* _Requirement_: Repeat, exactly and in full, the lines of the listing below, but without any pictures.

Items listed in a dataset
——————

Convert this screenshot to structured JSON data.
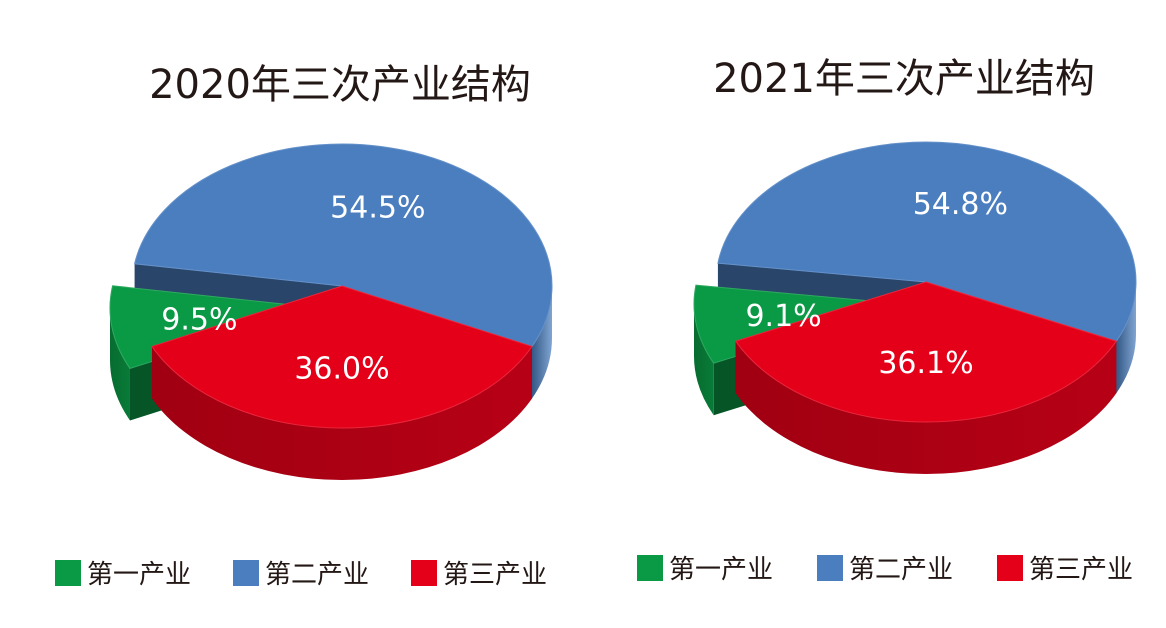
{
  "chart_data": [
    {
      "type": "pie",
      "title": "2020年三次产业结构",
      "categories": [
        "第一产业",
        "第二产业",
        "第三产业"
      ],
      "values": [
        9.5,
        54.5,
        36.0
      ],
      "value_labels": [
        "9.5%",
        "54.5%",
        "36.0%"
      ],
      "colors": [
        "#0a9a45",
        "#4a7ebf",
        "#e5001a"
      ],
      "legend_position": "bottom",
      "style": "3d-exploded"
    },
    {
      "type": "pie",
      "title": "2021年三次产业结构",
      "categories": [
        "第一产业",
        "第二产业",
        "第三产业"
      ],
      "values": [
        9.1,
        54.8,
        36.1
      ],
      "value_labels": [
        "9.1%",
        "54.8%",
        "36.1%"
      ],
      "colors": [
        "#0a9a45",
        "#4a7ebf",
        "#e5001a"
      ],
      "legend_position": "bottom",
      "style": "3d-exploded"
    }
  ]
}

——————

* _The answer_:
Convert this screenshot to structured JSON data.
{
  "chart_data": [
    {
      "type": "pie",
      "title": "2020年三次产业结构",
      "categories": [
        "第一产业",
        "第二产业",
        "第三产业"
      ],
      "values": [
        9.5,
        54.5,
        36.0
      ],
      "value_labels": [
        "9.5%",
        "54.5%",
        "36.0%"
      ],
      "colors": [
        "#0a9a45",
        "#4a7ebf",
        "#e5001a"
      ],
      "legend_position": "bottom",
      "style": "3d-exploded"
    },
    {
      "type": "pie",
      "title": "2021年三次产业结构",
      "categories": [
        "第一产业",
        "第二产业",
        "第三产业"
      ],
      "values": [
        9.1,
        54.8,
        36.1
      ],
      "value_labels": [
        "9.1%",
        "54.8%",
        "36.1%"
      ],
      "colors": [
        "#0a9a45",
        "#4a7ebf",
        "#e5001a"
      ],
      "legend_position": "bottom",
      "style": "3d-exploded"
    }
  ]
}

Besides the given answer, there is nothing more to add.